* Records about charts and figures
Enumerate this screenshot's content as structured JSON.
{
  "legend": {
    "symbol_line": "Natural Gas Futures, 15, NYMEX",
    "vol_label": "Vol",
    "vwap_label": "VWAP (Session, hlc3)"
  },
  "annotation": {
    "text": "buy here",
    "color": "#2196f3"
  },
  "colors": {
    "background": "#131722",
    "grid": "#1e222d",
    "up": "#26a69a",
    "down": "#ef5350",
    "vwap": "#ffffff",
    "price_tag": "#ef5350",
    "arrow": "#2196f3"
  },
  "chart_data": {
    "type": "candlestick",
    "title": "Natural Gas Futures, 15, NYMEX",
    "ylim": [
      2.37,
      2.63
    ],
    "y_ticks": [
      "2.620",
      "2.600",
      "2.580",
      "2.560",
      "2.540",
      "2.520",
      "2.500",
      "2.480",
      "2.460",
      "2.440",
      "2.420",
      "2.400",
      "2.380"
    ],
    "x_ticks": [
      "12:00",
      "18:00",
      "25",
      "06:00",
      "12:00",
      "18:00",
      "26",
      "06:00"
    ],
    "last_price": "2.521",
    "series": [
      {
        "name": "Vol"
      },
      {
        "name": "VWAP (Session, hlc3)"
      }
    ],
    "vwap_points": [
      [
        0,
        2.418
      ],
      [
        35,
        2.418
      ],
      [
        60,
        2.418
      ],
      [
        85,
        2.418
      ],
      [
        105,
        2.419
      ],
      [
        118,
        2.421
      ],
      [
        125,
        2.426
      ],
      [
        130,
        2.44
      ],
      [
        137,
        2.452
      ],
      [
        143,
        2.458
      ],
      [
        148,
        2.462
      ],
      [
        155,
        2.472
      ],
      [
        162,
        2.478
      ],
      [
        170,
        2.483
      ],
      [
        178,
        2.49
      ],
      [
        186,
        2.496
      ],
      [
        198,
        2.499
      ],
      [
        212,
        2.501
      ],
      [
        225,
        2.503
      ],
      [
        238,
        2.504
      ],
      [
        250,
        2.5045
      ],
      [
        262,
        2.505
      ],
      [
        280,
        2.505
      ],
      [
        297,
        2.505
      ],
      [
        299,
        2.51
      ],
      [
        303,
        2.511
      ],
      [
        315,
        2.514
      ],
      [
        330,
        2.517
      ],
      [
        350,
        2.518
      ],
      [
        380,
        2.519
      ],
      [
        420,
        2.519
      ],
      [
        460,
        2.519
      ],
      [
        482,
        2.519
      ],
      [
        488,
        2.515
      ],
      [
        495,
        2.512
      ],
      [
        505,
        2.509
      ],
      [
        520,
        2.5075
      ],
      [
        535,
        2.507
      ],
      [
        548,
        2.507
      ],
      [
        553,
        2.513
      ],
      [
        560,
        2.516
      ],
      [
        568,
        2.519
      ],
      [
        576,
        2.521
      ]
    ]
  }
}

* Exercise task
Extract the entries above verbatim.

* Output for this exercise
Enumerate this screenshot's content as structured JSON.
{
  "legend": {
    "symbol_line": "Natural Gas Futures, 15, NYMEX",
    "vol_label": "Vol",
    "vwap_label": "VWAP (Session, hlc3)"
  },
  "annotation": {
    "text": "buy here",
    "color": "#2196f3"
  },
  "colors": {
    "background": "#131722",
    "grid": "#1e222d",
    "up": "#26a69a",
    "down": "#ef5350",
    "vwap": "#ffffff",
    "price_tag": "#ef5350",
    "arrow": "#2196f3"
  },
  "chart_data": {
    "type": "candlestick",
    "title": "Natural Gas Futures, 15, NYMEX",
    "ylim": [
      2.37,
      2.63
    ],
    "y_ticks": [
      "2.620",
      "2.600",
      "2.580",
      "2.560",
      "2.540",
      "2.520",
      "2.500",
      "2.480",
      "2.460",
      "2.440",
      "2.420",
      "2.400",
      "2.380"
    ],
    "x_ticks": [
      "12:00",
      "18:00",
      "25",
      "06:00",
      "12:00",
      "18:00",
      "26",
      "06:00"
    ],
    "last_price": "2.521",
    "series": [
      {
        "name": "Vol"
      },
      {
        "name": "VWAP (Session, hlc3)"
      }
    ],
    "vwap_points": [
      [
        0,
        2.418
      ],
      [
        35,
        2.418
      ],
      [
        60,
        2.418
      ],
      [
        85,
        2.418
      ],
      [
        105,
        2.419
      ],
      [
        118,
        2.421
      ],
      [
        125,
        2.426
      ],
      [
        130,
        2.44
      ],
      [
        137,
        2.452
      ],
      [
        143,
        2.458
      ],
      [
        148,
        2.462
      ],
      [
        155,
        2.472
      ],
      [
        162,
        2.478
      ],
      [
        170,
        2.483
      ],
      [
        178,
        2.49
      ],
      [
        186,
        2.496
      ],
      [
        198,
        2.499
      ],
      [
        212,
        2.501
      ],
      [
        225,
        2.503
      ],
      [
        238,
        2.504
      ],
      [
        250,
        2.5045
      ],
      [
        262,
        2.505
      ],
      [
        280,
        2.505
      ],
      [
        297,
        2.505
      ],
      [
        299,
        2.51
      ],
      [
        303,
        2.511
      ],
      [
        315,
        2.514
      ],
      [
        330,
        2.517
      ],
      [
        350,
        2.518
      ],
      [
        380,
        2.519
      ],
      [
        420,
        2.519
      ],
      [
        460,
        2.519
      ],
      [
        482,
        2.519
      ],
      [
        488,
        2.515
      ],
      [
        495,
        2.512
      ],
      [
        505,
        2.509
      ],
      [
        520,
        2.5075
      ],
      [
        535,
        2.507
      ],
      [
        548,
        2.507
      ],
      [
        553,
        2.513
      ],
      [
        560,
        2.516
      ],
      [
        568,
        2.519
      ],
      [
        576,
        2.521
      ]
    ]
  }
}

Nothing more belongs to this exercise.